### Provided information

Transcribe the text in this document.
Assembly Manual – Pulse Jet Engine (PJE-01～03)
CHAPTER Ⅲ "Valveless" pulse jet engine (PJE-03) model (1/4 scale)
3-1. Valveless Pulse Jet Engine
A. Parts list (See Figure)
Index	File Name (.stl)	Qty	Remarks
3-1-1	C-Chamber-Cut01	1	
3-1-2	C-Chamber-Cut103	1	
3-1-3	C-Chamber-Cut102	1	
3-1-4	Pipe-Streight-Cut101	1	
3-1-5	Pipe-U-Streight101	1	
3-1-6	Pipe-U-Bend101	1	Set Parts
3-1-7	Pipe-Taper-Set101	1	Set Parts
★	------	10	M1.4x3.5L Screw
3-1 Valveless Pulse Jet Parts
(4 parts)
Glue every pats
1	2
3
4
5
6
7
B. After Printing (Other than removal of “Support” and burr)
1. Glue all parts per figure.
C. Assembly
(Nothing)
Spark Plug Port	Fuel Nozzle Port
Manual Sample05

### Task description
All of the entries must be written out exactly as they stand.

### Solution
Transcribe the text in this document.
Assembly Manual – Pulse Jet Engine (PJE-01～03)
CHAPTER Ⅲ "Valveless" pulse jet engine (PJE-03) model (1/4 scale)
3-1. Valveless Pulse Jet Engine
A. Parts list (See Figure)
Index	File Name (.stl)	Qty	Remarks
3-1-1	C-Chamber-Cut01	1	
3-1-2	C-Chamber-Cut103	1	
3-1-3	C-Chamber-Cut102	1	
3-1-4	Pipe-Streight-Cut101	1	
3-1-5	Pipe-U-Streight101	1	
3-1-6	Pipe-U-Bend101	1	Set Parts
3-1-7	Pipe-Taper-Set101	1	Set Parts
★	------	10	M1.4x3.5L Screw
3-1 Valveless Pulse Jet Parts
(4 parts)
Glue every pats
1	2
3
4
5
6
7
B. After Printing (Other than removal of “Support” and burr)
1. Glue all parts per figure.
C. Assembly
(Nothing)
Spark Plug Port	Fuel Nozzle Port
Manual Sample05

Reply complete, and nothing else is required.